- Assignment 1
List the work patterns that the work helper tutorial below says you pick from.
- Assignment 2
According to the work helper tutorial below, why stick to a playbook's steps instead of chatting at random? Answer in one to three sentences.

[Supplied passage]

Chat kitchenPlay → read → next · ~9 min

Tutorials · Chapter B (2/4) · ~9 min

Work helper

Play → read → next

Run a simple work playbook with AI.

Playground

Work helper

Run a playbook: summarize, reply, or tidy meeting notes.

Recap

What you just did

WorkPlaybooks had you pick a work pattern (summarize, draft, clarify, plan) and stick to its steps. That’s the upgrade from random chat: a repeatable recipe for notes → actions, or draft → cleaner send. You’re training yourself to prompt the same way under pressure.

Teach

How it works

Three playbooks that cover a lot of desks:

1) Meeting notes → clarity

Turn these rough notes into:
- Decisions (bullets)
- Action items (owner + deadline if mentioned; else "owner TBD")
- Open questions
Keep names as-is. No fluff. Flag anything that sounds unresolved.

Notes:
[paste]

2) Draft email / Slack

Role: concise workplace writer.
Audience: [teammate / client / manager].
Goal: [one sentence].

[/Supplied passage]
[Record set]

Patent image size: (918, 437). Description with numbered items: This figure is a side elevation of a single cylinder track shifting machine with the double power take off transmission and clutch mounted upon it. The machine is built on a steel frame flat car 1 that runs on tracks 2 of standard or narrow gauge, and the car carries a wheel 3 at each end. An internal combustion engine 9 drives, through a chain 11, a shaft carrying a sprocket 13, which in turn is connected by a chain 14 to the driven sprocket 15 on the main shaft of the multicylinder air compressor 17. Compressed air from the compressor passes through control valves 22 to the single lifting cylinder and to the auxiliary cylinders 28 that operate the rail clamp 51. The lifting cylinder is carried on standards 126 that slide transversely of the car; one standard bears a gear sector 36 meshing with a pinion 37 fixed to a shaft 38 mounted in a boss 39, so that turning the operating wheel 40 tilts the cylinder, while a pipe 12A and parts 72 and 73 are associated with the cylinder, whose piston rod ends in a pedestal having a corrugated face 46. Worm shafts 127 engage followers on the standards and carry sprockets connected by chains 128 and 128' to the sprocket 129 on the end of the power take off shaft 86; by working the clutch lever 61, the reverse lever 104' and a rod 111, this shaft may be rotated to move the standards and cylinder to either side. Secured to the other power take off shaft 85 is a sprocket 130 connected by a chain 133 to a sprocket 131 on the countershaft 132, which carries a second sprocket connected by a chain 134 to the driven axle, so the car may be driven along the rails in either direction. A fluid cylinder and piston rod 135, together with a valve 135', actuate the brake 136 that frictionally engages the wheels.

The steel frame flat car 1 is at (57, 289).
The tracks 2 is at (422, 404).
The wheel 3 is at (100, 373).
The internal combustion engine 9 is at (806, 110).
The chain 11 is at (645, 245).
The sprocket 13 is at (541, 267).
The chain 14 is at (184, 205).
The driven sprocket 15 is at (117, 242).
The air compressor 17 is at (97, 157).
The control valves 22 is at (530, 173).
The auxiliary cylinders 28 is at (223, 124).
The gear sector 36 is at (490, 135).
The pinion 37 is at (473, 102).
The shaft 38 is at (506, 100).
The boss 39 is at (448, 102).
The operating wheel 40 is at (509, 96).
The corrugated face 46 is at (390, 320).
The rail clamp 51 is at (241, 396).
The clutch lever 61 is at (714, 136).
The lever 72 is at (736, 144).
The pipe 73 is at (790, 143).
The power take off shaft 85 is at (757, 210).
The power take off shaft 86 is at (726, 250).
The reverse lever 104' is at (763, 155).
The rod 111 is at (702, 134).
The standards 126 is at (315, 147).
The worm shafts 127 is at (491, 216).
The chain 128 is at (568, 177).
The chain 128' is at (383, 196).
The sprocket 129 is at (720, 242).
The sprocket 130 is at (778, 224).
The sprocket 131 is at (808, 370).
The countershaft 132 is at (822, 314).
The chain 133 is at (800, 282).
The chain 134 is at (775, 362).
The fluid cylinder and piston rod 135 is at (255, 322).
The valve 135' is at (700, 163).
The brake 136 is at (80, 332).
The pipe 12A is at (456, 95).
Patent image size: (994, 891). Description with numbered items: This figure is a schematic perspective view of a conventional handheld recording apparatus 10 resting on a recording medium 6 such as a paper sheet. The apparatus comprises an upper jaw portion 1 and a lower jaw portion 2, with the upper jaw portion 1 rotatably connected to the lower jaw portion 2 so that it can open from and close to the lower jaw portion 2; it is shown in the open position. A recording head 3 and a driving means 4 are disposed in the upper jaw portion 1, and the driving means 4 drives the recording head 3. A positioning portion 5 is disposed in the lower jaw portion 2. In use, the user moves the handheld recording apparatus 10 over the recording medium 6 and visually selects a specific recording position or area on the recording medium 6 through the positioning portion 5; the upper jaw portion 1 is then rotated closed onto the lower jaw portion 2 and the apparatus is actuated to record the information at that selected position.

[/Record set]

- Problem solution 1
summarize, draft, clarify, plan

- Problem solution 2
A playbook gives you a repeatable recipe, such as turning notes into actions or a draft into a cleaner message to send. Following its steps trains you to prompt the same way under pressure.